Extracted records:
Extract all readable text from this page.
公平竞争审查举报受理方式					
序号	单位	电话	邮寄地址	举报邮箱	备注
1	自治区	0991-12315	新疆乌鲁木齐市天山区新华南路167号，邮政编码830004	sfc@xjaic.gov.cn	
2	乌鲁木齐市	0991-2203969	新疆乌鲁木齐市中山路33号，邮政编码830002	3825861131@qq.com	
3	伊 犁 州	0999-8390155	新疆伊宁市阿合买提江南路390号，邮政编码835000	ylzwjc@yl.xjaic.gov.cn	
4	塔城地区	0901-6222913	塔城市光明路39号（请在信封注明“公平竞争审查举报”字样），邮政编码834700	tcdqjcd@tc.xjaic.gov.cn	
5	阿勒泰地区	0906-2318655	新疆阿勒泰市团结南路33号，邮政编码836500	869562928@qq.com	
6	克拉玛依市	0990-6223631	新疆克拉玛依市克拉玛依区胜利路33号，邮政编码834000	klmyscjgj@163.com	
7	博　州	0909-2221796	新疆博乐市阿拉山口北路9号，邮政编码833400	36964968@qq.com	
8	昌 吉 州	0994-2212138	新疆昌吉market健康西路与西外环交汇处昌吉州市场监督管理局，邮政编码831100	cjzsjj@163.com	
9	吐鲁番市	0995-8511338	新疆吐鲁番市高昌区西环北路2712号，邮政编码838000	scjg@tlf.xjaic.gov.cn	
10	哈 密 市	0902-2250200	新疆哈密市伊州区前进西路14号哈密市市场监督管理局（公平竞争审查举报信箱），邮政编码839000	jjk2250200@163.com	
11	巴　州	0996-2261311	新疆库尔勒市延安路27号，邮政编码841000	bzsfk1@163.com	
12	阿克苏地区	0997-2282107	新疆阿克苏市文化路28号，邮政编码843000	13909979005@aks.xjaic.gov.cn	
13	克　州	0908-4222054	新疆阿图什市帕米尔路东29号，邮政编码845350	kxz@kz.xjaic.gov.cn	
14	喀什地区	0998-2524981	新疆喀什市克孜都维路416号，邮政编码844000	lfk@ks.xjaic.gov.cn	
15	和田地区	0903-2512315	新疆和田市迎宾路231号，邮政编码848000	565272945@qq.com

WORK TO DO
Write down all the entries again without a single difference.

SOLUTION TO THE EXERCISE
Extract all readable text from this page.
公平竞争审查举报受理方式					
序号	单位	电话	邮寄地址	举报邮箱	备注
1	自治区	0991-12315	新疆乌鲁木齐市天山区新华南路167号，邮政编码830004	sfc@xjaic.gov.cn	
2	乌鲁木齐市	0991-2203969	新疆乌鲁木齐市中山路33号，邮政编码830002	3825861131@qq.com	
3	伊 犁 州	0999-8390155	新疆伊宁市阿合买提江南路390号，邮政编码835000	ylzwjc@yl.xjaic.gov.cn	
4	塔城地区	0901-6222913	塔城市光明路39号（请在信封注明“公平竞争审查举报”字样），邮政编码834700	tcdqjcd@tc.xjaic.gov.cn	
5	阿勒泰地区	0906-2318655	新疆阿勒泰市团结南路33号，邮政编码836500	869562928@qq.com	
6	克拉玛依市	0990-6223631	新疆克拉玛依市克拉玛依区胜利路33号，邮政编码834000	klmyscjgj@163.com	
7	博　州	0909-2221796	新疆博乐市阿拉山口北路9号，邮政编码833400	36964968@qq.com	
8	昌 吉 州	0994-2212138	新疆昌吉market健康西路与西外环交汇处昌吉州市场监督管理局，邮政编码831100	cjzsjj@163.com	
9	吐鲁番市	0995-8511338	新疆吐鲁番市高昌区西环北路2712号，邮政编码838000	scjg@tlf.xjaic.gov.cn	
10	哈 密 市	0902-2250200	新疆哈密市伊州区前进西路14号哈密市市场监督管理局（公平竞争审查举报信箱），邮政编码839000	jjk2250200@163.com	
11	巴　州	0996-2261311	新疆库尔勒市延安路27号，邮政编码841000	bzsfk1@163.com	
12	阿克苏地区	0997-2282107	新疆阿克苏市文化路28号，邮政编码843000	13909979005@aks.xjaic.gov.cn	
13	克　州	0908-4222054	新疆阿图什市帕米尔路东29号，邮政编码845350	kxz@kz.xjaic.gov.cn	
14	喀什地区	0998-2524981	新疆喀什市克孜都维路416号，邮政编码844000	lfk@ks.xjaic.gov.cn	
15	和田地区	0903-2512315	新疆和田市迎宾路231号，邮政编码848000	565272945@qq.com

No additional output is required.